▸ **EXERCISE TASK**
Present the following entries again, word for word and in full.

>> BEGIN

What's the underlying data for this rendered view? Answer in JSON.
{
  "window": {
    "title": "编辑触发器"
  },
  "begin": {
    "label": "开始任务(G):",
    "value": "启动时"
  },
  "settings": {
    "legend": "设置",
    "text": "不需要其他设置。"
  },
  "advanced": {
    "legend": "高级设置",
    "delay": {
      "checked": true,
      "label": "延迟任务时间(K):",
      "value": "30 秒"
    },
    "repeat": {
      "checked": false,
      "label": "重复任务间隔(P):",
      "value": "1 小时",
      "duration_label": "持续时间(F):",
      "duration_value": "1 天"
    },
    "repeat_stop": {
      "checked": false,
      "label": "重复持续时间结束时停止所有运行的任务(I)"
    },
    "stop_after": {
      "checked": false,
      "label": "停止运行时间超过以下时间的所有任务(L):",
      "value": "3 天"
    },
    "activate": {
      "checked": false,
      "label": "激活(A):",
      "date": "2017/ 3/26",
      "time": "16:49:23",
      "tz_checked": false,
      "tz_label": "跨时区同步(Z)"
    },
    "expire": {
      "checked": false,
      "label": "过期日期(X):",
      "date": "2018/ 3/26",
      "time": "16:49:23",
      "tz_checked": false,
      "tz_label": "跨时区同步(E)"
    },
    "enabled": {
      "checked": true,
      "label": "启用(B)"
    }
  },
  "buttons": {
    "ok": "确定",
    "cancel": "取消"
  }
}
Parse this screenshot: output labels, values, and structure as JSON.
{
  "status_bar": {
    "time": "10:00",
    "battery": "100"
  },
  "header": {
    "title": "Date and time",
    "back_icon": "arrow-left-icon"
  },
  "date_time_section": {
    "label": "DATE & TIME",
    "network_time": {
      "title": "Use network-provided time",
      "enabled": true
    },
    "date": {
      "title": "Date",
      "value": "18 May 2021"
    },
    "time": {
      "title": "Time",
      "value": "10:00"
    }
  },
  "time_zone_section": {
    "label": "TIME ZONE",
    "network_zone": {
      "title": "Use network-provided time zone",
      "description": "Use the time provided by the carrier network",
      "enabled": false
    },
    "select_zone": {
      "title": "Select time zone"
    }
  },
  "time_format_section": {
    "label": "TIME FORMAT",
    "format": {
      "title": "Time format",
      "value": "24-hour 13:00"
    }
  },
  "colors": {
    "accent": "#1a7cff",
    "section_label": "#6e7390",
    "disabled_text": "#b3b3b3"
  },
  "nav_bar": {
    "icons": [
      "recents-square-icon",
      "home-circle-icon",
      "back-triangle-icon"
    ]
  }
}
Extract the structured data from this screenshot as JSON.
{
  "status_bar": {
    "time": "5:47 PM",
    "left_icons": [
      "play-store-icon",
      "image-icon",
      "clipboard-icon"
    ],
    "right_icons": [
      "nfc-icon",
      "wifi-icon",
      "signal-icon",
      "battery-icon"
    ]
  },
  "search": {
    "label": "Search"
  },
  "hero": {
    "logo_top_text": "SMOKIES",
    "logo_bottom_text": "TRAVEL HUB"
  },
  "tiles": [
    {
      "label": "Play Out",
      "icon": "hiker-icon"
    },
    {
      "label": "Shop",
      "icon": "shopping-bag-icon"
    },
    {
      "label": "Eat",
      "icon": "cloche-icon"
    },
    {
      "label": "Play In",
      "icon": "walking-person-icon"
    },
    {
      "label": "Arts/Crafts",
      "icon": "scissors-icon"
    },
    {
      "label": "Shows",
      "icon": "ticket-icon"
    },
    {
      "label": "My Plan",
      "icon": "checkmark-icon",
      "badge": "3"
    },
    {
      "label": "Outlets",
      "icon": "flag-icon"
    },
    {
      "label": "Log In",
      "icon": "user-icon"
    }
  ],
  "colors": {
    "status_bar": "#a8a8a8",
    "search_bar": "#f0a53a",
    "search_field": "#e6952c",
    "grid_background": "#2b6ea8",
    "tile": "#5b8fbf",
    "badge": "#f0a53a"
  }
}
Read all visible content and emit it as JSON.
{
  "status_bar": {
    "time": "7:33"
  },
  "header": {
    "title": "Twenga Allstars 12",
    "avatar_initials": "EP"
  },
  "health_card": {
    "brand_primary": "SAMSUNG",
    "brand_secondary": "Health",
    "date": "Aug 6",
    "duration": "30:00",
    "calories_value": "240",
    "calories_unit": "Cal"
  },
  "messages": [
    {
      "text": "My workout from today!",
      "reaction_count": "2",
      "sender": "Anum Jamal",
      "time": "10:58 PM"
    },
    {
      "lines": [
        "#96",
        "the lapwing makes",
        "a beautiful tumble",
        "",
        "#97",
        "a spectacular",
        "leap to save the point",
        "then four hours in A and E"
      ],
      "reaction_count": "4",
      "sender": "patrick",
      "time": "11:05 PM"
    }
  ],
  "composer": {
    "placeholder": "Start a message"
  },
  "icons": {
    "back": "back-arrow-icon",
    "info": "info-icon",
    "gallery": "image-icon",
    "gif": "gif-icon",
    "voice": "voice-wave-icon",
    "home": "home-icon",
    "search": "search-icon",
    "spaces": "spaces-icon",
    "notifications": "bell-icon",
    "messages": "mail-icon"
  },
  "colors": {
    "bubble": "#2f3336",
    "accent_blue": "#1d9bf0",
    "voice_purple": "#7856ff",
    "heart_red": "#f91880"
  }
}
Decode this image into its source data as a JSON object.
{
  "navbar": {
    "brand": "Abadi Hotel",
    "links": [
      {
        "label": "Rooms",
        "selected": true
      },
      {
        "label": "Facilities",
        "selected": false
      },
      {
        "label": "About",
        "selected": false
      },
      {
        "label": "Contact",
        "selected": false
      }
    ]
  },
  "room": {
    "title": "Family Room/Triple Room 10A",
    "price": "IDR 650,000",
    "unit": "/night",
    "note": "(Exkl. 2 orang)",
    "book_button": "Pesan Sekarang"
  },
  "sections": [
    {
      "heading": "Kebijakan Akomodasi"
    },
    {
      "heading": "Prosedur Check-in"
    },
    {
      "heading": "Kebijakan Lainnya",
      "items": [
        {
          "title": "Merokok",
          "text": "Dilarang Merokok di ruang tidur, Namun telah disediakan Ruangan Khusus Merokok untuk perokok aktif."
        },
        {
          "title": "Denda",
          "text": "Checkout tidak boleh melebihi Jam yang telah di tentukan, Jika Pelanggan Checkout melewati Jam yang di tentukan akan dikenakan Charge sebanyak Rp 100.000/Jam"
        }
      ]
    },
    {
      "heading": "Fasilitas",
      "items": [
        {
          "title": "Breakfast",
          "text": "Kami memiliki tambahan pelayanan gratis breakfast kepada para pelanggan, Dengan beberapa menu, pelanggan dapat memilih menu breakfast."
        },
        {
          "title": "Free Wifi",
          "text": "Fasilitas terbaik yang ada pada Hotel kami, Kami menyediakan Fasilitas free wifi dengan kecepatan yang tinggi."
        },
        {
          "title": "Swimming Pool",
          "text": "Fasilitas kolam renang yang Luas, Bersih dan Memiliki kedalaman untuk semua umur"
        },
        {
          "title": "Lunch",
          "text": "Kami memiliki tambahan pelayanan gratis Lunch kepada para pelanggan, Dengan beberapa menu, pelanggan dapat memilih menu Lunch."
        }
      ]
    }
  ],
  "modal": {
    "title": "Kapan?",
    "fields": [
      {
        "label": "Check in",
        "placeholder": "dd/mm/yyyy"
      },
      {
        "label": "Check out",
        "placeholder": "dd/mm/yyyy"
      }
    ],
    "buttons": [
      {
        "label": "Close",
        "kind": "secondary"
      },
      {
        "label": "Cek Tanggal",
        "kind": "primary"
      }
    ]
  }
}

>> END

▸ **WORKED ANSWER**
What's the underlying data for this rendered view? Answer in JSON.
{
  "window": {
    "title": "编辑触发器"
  },
  "begin": {
    "label": "开始任务(G):",
    "value": "启动时"
  },
  "settings": {
    "legend": "设置",
    "text": "不需要其他设置。"
  },
  "advanced": {
    "legend": "高级设置",
    "delay": {
      "checked": true,
      "label": "延迟任务时间(K):",
      "value": "30 秒"
    },
    "repeat": {
      "checked": false,
      "label": "重复任务间隔(P):",
      "value": "1 小时",
      "duration_label": "持续时间(F):",
      "duration_value": "1 天"
    },
    "repeat_stop": {
      "checked": false,
      "label": "重复持续时间结束时停止所有运行的任务(I)"
    },
    "stop_after": {
      "checked": false,
      "label": "停止运行时间超过以下时间的所有任务(L):",
      "value": "3 天"
    },
    "activate": {
      "checked": false,
      "label": "激活(A):",
      "date": "2017/ 3/26",
      "time": "16:49:23",
      "tz_checked": false,
      "tz_label": "跨时区同步(Z)"
    },
    "expire": {
      "checked": false,
      "label": "过期日期(X):",
      "date": "2018/ 3/26",
      "time": "16:49:23",
      "tz_checked": false,
      "tz_label": "跨时区同步(E)"
    },
    "enabled": {
      "checked": true,
      "label": "启用(B)"
    }
  },
  "buttons": {
    "ok": "确定",
    "cancel": "取消"
  }
}
Parse this screenshot: output labels, values, and structure as JSON.
{
  "status_bar": {
    "time": "10:00",
    "battery": "100"
  },
  "header": {
    "title": "Date and time",
    "back_icon": "arrow-left-icon"
  },
  "date_time_section": {
    "label": "DATE & TIME",
    "network_time": {
      "title": "Use network-provided time",
      "enabled": true
    },
    "date": {
      "title": "Date",
      "value": "18 May 2021"
    },
    "time": {
      "title": "Time",
      "value": "10:00"
    }
  },
  "time_zone_section": {
    "label": "TIME ZONE",
    "network_zone": {
      "title": "Use network-provided time zone",
      "description": "Use the time provided by the carrier network",
      "enabled": false
    },
    "select_zone": {
      "title": "Select time zone"
    }
  },
  "time_format_section": {
    "label": "TIME FORMAT",
    "format": {
      "title": "Time format",
      "value": "24-hour 13:00"
    }
  },
  "colors": {
    "accent": "#1a7cff",
    "section_label": "#6e7390",
    "disabled_text": "#b3b3b3"
  },
  "nav_bar": {
    "icons": [
      "recents-square-icon",
      "home-circle-icon",
      "back-triangle-icon"
    ]
  }
}
Extract the structured data from this screenshot as JSON.
{
  "status_bar": {
    "time": "5:47 PM",
    "left_icons": [
      "play-store-icon",
      "image-icon",
      "clipboard-icon"
    ],
    "right_icons": [
      "nfc-icon",
      "wifi-icon",
      "signal-icon",
      "battery-icon"
    ]
  },
  "search": {
    "label": "Search"
  },
  "hero": {
    "logo_top_text": "SMOKIES",
    "logo_bottom_text": "TRAVEL HUB"
  },
  "tiles": [
    {
      "label": "Play Out",
      "icon": "hiker-icon"
    },
    {
      "label": "Shop",
      "icon": "shopping-bag-icon"
    },
    {
      "label": "Eat",
      "icon": "cloche-icon"
    },
    {
      "label": "Play In",
      "icon": "walking-person-icon"
    },
    {
      "label": "Arts/Crafts",
      "icon": "scissors-icon"
    },
    {
      "label": "Shows",
      "icon": "ticket-icon"
    },
    {
      "label": "My Plan",
      "icon": "checkmark-icon",
      "badge": "3"
    },
    {
      "label": "Outlets",
      "icon": "flag-icon"
    },
    {
      "label": "Log In",
      "icon": "user-icon"
    }
  ],
  "colors": {
    "status_bar": "#a8a8a8",
    "search_bar": "#f0a53a",
    "search_field": "#e6952c",
    "grid_background": "#2b6ea8",
    "tile": "#5b8fbf",
    "badge": "#f0a53a"
  }
}
Read all visible content and emit it as JSON.
{
  "status_bar": {
    "time": "7:33"
  },
  "header": {
    "title": "Twenga Allstars 12",
    "avatar_initials": "EP"
  },
  "health_card": {
    "brand_primary": "SAMSUNG",
    "brand_secondary": "Health",
    "date": "Aug 6",
    "duration": "30:00",
    "calories_value": "240",
    "calories_unit": "Cal"
  },
  "messages": [
    {
      "text": "My workout from today!",
      "reaction_count": "2",
      "sender": "Anum Jamal",
      "time": "10:58 PM"
    },
    {
      "lines": [
        "#96",
        "the lapwing makes",
        "a beautiful tumble",
        "",
        "#97",
        "a spectacular",
        "leap to save the point",
        "then four hours in A and E"
      ],
      "reaction_count": "4",
      "sender": "patrick",
      "time": "11:05 PM"
    }
  ],
  "composer": {
    "placeholder": "Start a message"
  },
  "icons": {
    "back": "back-arrow-icon",
    "info": "info-icon",
    "gallery": "image-icon",
    "gif": "gif-icon",
    "voice": "voice-wave-icon",
    "home": "home-icon",
    "search": "search-icon",
    "spaces": "spaces-icon",
    "notifications": "bell-icon",
    "messages": "mail-icon"
  },
  "colors": {
    "bubble": "#2f3336",
    "accent_blue": "#1d9bf0",
    "voice_purple": "#7856ff",
    "heart_red": "#f91880"
  }
}
Decode this image into its source data as a JSON object.
{
  "navbar": {
    "brand": "Abadi Hotel",
    "links": [
      {
        "label": "Rooms",
        "selected": true
      },
      {
        "label": "Facilities",
        "selected": false
      },
      {
        "label": "About",
        "selected": false
      },
      {
        "label": "Contact",
        "selected": false
      }
    ]
  },
  "room": {
    "title": "Family Room/Triple Room 10A",
    "price": "IDR 650,000",
    "unit": "/night",
    "note": "(Exkl. 2 orang)",
    "book_button": "Pesan Sekarang"
  },
  "sections": [
    {
      "heading": "Kebijakan Akomodasi"
    },
    {
      "heading": "Prosedur Check-in"
    },
    {
      "heading": "Kebijakan Lainnya",
      "items": [
        {
          "title": "Merokok",
          "text": "Dilarang Merokok di ruang tidur, Namun telah disediakan Ruangan Khusus Merokok untuk perokok aktif."
        },
        {
          "title": "Denda",
          "text": "Checkout tidak boleh melebihi Jam yang telah di tentukan, Jika Pelanggan Checkout melewati Jam yang di tentukan akan dikenakan Charge sebanyak Rp 100.000/Jam"
        }
      ]
    },
    {
      "heading": "Fasilitas",
      "items": [
        {
          "title": "Breakfast",
          "text": "Kami memiliki tambahan pelayanan gratis breakfast kepada para pelanggan, Dengan beberapa menu, pelanggan dapat memilih menu breakfast."
        },
        {
          "title": "Free Wifi",
          "text": "Fasilitas terbaik yang ada pada Hotel kami, Kami menyediakan Fasilitas free wifi dengan kecepatan yang tinggi."
        },
        {
          "title": "Swimming Pool",
          "text": "Fasilitas kolam renang yang Luas, Bersih dan Memiliki kedalaman untuk semua umur"
        },
        {
          "title": "Lunch",
          "text": "Kami memiliki tambahan pelayanan gratis Lunch kepada para pelanggan, Dengan beberapa menu, pelanggan dapat memilih menu Lunch."
        }
      ]
    }
  ],
  "modal": {
    "title": "Kapan?",
    "fields": [
      {
        "label": "Check in",
        "placeholder": "dd/mm/yyyy"
      },
      {
        "label": "Check out",
        "placeholder": "dd/mm/yyyy"
      }
    ],
    "buttons": [
      {
        "label": "Close",
        "kind": "secondary"
      },
      {
        "label": "Cek Tanggal",
        "kind": "primary"
      }
    ]
  }
}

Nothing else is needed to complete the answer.